Could you transcribe the material below exactly, without leaving out a single line?
* Begin *
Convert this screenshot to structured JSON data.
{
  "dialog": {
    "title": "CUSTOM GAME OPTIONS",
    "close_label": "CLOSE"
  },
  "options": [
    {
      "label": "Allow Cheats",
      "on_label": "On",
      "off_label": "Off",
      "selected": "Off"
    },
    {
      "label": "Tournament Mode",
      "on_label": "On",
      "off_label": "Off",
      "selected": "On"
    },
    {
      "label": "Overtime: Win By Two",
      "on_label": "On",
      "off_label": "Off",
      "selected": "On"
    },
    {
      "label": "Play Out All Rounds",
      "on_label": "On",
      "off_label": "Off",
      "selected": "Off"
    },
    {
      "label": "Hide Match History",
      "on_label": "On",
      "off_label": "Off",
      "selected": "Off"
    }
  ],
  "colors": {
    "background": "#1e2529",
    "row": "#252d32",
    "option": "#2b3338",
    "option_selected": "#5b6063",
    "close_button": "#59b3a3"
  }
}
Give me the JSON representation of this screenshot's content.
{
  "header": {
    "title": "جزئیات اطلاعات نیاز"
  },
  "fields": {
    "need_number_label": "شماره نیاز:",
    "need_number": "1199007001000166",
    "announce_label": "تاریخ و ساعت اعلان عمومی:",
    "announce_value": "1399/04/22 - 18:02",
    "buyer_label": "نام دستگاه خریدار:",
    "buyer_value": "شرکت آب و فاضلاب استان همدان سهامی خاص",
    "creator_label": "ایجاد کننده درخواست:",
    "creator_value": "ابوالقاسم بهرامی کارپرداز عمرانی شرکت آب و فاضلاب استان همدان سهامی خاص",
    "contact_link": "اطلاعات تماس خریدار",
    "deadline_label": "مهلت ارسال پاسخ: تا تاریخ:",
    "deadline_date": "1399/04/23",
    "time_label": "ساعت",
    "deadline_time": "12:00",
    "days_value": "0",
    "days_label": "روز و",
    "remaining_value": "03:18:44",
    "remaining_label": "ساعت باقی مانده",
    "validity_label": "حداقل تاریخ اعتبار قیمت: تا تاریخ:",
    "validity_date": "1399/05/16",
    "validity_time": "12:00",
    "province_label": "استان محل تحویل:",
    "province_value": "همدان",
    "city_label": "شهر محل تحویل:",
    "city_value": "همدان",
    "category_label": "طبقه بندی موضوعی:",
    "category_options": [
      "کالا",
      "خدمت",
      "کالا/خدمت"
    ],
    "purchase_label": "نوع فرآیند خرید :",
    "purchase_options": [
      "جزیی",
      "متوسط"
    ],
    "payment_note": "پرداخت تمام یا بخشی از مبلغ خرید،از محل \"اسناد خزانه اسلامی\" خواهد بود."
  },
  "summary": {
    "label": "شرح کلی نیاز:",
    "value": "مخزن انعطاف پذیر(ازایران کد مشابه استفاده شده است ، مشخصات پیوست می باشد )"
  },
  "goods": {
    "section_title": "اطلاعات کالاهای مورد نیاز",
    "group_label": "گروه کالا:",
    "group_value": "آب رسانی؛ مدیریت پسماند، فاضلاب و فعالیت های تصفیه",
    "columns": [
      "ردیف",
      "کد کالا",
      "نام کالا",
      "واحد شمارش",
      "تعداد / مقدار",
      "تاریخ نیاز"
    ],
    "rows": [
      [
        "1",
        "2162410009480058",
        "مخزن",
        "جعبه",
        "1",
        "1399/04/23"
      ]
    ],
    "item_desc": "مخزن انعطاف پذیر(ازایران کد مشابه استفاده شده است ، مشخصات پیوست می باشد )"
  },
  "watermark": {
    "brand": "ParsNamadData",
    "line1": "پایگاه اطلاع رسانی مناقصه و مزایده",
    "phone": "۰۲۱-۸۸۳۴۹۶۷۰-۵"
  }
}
* End *
## Expected answer:
Convert this screenshot to structured JSON data.
{
  "dialog": {
    "title": "CUSTOM GAME OPTIONS",
    "close_label": "CLOSE"
  },
  "options": [
    {
      "label": "Allow Cheats",
      "on_label": "On",
      "off_label": "Off",
      "selected": "Off"
    },
    {
      "label": "Tournament Mode",
      "on_label": "On",
      "off_label": "Off",
      "selected": "On"
    },
    {
      "label": "Overtime: Win By Two",
      "on_label": "On",
      "off_label": "Off",
      "selected": "On"
    },
    {
      "label": "Play Out All Rounds",
      "on_label": "On",
      "off_label": "Off",
      "selected": "Off"
    },
    {
      "label": "Hide Match History",
      "on_label": "On",
      "off_label": "Off",
      "selected": "Off"
    }
  ],
  "colors": {
    "background": "#1e2529",
    "row": "#252d32",
    "option": "#2b3338",
    "option_selected": "#5b6063",
    "close_button": "#59b3a3"
  }
}
Give me the JSON representation of this screenshot's content.
{
  "header": {
    "title": "جزئیات اطلاعات نیاز"
  },
  "fields": {
    "need_number_label": "شماره نیاز:",
    "need_number": "1199007001000166",
    "announce_label": "تاریخ و ساعت اعلان عمومی:",
    "announce_value": "1399/04/22 - 18:02",
    "buyer_label": "نام دستگاه خریدار:",
    "buyer_value": "شرکت آب و فاضلاب استان همدان سهامی خاص",
    "creator_label": "ایجاد کننده درخواست:",
    "creator_value": "ابوالقاسم بهرامی کارپرداز عمرانی شرکت آب و فاضلاب استان همدان سهامی خاص",
    "contact_link": "اطلاعات تماس خریدار",
    "deadline_label": "مهلت ارسال پاسخ: تا تاریخ:",
    "deadline_date": "1399/04/23",
    "time_label": "ساعت",
    "deadline_time": "12:00",
    "days_value": "0",
    "days_label": "روز و",
    "remaining_value": "03:18:44",
    "remaining_label": "ساعت باقی مانده",
    "validity_label": "حداقل تاریخ اعتبار قیمت: تا تاریخ:",
    "validity_date": "1399/05/16",
    "validity_time": "12:00",
    "province_label": "استان محل تحویل:",
    "province_value": "همدان",
    "city_label": "شهر محل تحویل:",
    "city_value": "همدان",
    "category_label": "طبقه بندی موضوعی:",
    "category_options": [
      "کالا",
      "خدمت",
      "کالا/خدمت"
    ],
    "purchase_label": "نوع فرآیند خرید :",
    "purchase_options": [
      "جزیی",
      "متوسط"
    ],
    "payment_note": "پرداخت تمام یا بخشی از مبلغ خرید،از محل \"اسناد خزانه اسلامی\" خواهد بود."
  },
  "summary": {
    "label": "شرح کلی نیاز:",
    "value": "مخزن انعطاف پذیر(ازایران کد مشابه استفاده شده است ، مشخصات پیوست می باشد )"
  },
  "goods": {
    "section_title": "اطلاعات کالاهای مورد نیاز",
    "group_label": "گروه کالا:",
    "group_value": "آب رسانی؛ مدیریت پسماند، فاضلاب و فعالیت های تصفیه",
    "columns": [
      "ردیف",
      "کد کالا",
      "نام کالا",
      "واحد شمارش",
      "تعداد / مقدار",
      "تاریخ نیاز"
    ],
    "rows": [
      [
        "1",
        "2162410009480058",
        "مخزن",
        "جعبه",
        "1",
        "1399/04/23"
      ]
    ],
    "item_desc": "مخزن انعطاف پذیر(ازایران کد مشابه استفاده شده است ، مشخصات پیوست می باشد )"
  },
  "watermark": {
    "brand": "ParsNamadData",
    "line1": "پایگاه اطلاع رسانی مناقصه و مزایده",
    "phone": "۰۲۱-۸۸۳۴۹۶۷۰-۵"
  }
}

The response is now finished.